As the Defense and Veterans Affairs Departments celebrate the initial launch of the electronic health record in four medical facilities, Congress is keeping a close eye on the continued development of the $4.3 billion program.
Senate Armed Services Committee Chairman John McCain (R-Ariz.) is watching the DoD and VA joint venture, especially when it comes to IT challenges. McCain asked the two departments to update him on best practices and lessons learned by VA that will avoid upgrade challenges.
“VA is working with DoD to assess existing business process and determine what changes may be necessary throughout the contract life cycle,” a letter to McCain late last month from VA Secretary David Shulkin and Deputy Defense Secretary Patrick Shanahan stated. “DoD is making available senior acquisition, testing and project management experts who were instrumental in DoD’s own transformation to assist VA with initial contract implementation.”
The letter goes on to say those resources will allow VA to adopt DoD’s best practices and lessons learned through the requirements and acquisitions phase.
VA established a dedicated program office for EHR, which will be staffed with subject matter experts in contracting, health IT and business innovation, the letter stated.
VA and DoD also assured Congress the project is on track with its timeline. VA is currently standing up its initial program efforts and is developing an acquisition and implementation timeline. The letter stated VA is currently in the midst of “focused negotiations” with Cerner to finalize a contract. Genesis is based on Cerner’s software.
Meanwhile, DoD began deploying MHS Genesis to patient care sites earlier this year, with full deployment scheduled for 2018 and completion in 2022.

§ **Exercises**
1/ According to the electronic health record article, how much does the program cost?
2/ List every person named in the electronic health record article.
3/ Return the passage from the electronic health record article starting at "Senate Armed Services" and ending at "avoid upgrade challenges.".

§ **Page layout parsing data**

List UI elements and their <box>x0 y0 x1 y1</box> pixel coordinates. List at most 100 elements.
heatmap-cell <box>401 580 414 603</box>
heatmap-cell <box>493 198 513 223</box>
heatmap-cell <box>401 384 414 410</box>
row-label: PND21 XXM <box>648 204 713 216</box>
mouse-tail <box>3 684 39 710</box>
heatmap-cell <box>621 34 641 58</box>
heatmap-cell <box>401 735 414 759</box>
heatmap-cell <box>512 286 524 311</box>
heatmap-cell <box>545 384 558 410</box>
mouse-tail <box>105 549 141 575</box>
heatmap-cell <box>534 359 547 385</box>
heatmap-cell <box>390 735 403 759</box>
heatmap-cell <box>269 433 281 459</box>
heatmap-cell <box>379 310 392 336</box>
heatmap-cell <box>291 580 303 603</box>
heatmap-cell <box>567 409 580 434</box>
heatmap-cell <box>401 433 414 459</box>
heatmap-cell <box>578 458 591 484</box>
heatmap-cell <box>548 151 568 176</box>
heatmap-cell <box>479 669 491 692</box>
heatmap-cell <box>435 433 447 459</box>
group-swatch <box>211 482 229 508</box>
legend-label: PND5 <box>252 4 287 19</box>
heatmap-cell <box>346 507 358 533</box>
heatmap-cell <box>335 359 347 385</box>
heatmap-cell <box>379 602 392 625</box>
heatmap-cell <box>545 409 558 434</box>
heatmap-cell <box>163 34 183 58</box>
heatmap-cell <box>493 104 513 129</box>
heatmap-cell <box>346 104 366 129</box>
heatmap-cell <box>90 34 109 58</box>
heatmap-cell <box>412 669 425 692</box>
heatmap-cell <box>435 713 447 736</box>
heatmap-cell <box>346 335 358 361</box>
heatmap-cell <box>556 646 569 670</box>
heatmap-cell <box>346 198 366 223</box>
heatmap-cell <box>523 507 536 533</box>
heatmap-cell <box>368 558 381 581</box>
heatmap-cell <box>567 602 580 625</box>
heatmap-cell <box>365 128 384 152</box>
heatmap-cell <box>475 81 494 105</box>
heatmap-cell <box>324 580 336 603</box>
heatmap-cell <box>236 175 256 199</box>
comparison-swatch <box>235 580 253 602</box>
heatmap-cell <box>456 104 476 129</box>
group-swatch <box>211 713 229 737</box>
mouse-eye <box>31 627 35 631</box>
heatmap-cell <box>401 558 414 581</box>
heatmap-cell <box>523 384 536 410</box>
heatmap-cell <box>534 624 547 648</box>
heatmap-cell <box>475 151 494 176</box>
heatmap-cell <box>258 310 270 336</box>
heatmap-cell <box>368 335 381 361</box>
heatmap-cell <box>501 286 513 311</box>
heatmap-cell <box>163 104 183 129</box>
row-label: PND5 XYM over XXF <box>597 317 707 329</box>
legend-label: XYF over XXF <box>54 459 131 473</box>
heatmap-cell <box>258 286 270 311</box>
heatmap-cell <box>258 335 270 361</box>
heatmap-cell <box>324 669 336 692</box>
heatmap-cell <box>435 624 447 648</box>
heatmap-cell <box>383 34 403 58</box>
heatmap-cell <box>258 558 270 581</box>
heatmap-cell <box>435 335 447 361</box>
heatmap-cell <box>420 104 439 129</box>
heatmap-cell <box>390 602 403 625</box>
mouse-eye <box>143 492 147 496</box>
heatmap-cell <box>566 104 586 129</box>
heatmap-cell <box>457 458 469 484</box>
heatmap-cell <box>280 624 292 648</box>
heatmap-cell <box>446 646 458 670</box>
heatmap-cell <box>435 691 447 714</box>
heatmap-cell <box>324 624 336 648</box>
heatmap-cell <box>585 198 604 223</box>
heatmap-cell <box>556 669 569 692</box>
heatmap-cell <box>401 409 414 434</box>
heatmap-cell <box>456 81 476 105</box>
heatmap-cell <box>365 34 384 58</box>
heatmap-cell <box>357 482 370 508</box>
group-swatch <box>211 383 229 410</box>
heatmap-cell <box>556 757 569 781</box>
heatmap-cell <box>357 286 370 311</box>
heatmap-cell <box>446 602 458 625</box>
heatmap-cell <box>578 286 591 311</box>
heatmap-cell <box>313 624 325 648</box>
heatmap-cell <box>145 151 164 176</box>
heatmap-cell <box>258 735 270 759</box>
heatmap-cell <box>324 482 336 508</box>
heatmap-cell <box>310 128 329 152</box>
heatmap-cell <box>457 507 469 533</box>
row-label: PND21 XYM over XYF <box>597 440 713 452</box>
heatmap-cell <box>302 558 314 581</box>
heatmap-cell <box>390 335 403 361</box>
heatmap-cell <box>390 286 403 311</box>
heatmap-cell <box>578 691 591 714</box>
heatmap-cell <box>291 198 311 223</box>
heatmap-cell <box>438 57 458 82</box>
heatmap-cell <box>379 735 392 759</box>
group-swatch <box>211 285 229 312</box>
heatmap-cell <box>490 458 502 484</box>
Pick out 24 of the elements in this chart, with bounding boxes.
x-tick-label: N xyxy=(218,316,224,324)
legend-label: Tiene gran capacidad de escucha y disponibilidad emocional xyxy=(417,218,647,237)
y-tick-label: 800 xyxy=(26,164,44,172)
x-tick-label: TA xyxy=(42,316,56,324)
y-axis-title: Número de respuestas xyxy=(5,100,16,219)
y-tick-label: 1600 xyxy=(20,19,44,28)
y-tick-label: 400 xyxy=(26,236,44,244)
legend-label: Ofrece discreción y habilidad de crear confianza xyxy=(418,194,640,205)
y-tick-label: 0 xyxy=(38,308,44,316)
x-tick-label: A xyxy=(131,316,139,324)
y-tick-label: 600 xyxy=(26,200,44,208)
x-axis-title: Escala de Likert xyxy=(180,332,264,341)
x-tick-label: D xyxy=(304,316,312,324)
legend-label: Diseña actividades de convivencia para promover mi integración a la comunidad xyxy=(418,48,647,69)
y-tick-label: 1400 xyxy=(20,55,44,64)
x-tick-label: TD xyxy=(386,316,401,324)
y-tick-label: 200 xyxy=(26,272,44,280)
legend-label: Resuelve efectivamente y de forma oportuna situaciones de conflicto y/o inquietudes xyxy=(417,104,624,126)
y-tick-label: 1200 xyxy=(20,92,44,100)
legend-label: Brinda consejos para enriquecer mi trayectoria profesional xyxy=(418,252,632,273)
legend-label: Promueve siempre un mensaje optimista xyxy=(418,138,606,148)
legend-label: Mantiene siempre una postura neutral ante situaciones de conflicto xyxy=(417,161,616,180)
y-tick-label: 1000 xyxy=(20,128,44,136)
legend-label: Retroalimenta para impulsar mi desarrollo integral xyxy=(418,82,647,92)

§ **Answers by task**
1/ $4.3 billion

2/ John McCain, David Shulkin, Patrick Shanahan

3/
Senate Armed Services Committee Chairman John McCain (R-Ariz.) is watching the DoD and VA joint venture, especially when it comes to IT challenges. McCain asked the two departments to update him on best practices and lessons learned by VA that will avoid upgrade challenges.